WORK REQUIRED –
Copy out every line of the material below, keeping each character, number and symbol unchanged and in the same order.

● ● ● ●

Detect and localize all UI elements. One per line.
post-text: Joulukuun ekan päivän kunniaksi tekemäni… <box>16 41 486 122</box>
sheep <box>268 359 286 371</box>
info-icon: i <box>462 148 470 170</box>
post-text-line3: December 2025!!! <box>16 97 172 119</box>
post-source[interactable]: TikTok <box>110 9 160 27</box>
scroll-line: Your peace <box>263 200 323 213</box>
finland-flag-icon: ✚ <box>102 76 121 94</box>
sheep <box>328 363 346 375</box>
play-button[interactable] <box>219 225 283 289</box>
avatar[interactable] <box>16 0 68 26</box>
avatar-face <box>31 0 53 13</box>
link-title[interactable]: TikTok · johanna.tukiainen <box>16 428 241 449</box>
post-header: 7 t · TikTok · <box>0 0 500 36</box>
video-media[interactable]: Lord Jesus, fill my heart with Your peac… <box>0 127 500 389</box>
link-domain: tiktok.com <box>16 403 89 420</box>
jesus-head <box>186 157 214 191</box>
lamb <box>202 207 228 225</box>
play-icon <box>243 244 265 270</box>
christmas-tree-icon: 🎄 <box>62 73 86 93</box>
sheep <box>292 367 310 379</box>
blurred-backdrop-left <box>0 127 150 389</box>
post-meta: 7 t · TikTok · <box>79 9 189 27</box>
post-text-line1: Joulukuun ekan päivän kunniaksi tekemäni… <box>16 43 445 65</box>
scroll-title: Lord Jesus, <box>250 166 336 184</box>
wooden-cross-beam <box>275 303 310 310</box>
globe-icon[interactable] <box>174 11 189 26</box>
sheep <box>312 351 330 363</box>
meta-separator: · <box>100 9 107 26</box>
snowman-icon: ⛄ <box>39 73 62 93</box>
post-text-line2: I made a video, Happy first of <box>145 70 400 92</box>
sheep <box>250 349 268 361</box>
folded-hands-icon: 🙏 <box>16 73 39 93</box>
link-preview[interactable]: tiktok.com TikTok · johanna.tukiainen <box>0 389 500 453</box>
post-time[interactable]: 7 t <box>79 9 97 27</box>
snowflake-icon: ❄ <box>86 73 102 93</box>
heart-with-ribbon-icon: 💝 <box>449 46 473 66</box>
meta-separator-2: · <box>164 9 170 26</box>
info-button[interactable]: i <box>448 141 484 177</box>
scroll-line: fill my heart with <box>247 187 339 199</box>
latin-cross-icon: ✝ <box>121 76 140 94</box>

● ● ● ●

EXPECTED ANSWER –
Detect and localize all UI elements. One per line.
post-text: Joulukuun ekan päivän kunniaksi tekemäni… <box>16 41 486 122</box>
sheep <box>268 359 286 371</box>
info-icon: i <box>462 148 470 170</box>
post-text-line3: December 2025!!! <box>16 97 172 119</box>
post-source[interactable]: TikTok <box>110 9 160 27</box>
scroll-line: Your peace <box>263 200 323 213</box>
finland-flag-icon: ✚ <box>102 76 121 94</box>
sheep <box>328 363 346 375</box>
play-button[interactable] <box>219 225 283 289</box>
avatar[interactable] <box>16 0 68 26</box>
avatar-face <box>31 0 53 13</box>
link-title[interactable]: TikTok · johanna.tukiainen <box>16 428 241 449</box>
post-header: 7 t · TikTok · <box>0 0 500 36</box>
video-media[interactable]: Lord Jesus, fill my heart with Your peac… <box>0 127 500 389</box>
link-domain: tiktok.com <box>16 403 89 420</box>
jesus-head <box>186 157 214 191</box>
lamb <box>202 207 228 225</box>
play-icon <box>243 244 265 270</box>
christmas-tree-icon: 🎄 <box>62 73 86 93</box>
sheep <box>292 367 310 379</box>
blurred-backdrop-left <box>0 127 150 389</box>
post-meta: 7 t · TikTok · <box>79 9 189 27</box>
post-text-line1: Joulukuun ekan päivän kunniaksi tekemäni… <box>16 43 445 65</box>
scroll-title: Lord Jesus, <box>250 166 336 184</box>
wooden-cross-beam <box>275 303 310 310</box>
globe-icon[interactable] <box>174 11 189 26</box>
sheep <box>312 351 330 363</box>
meta-separator: · <box>100 9 107 26</box>
snowman-icon: ⛄ <box>39 73 62 93</box>
post-text-line2: I made a video, Happy first of <box>145 70 400 92</box>
sheep <box>250 349 268 361</box>
folded-hands-icon: 🙏 <box>16 73 39 93</box>
link-preview[interactable]: tiktok.com TikTok · johanna.tukiainen <box>0 389 500 453</box>
post-time[interactable]: 7 t <box>79 9 97 27</box>
snowflake-icon: ❄ <box>86 73 102 93</box>
heart-with-ribbon-icon: 💝 <box>449 46 473 66</box>
meta-separator-2: · <box>164 9 170 26</box>
info-button[interactable]: i <box>448 141 484 177</box>
scroll-line: fill my heart with <box>247 187 339 199</box>
latin-cross-icon: ✝ <box>121 76 140 94</box>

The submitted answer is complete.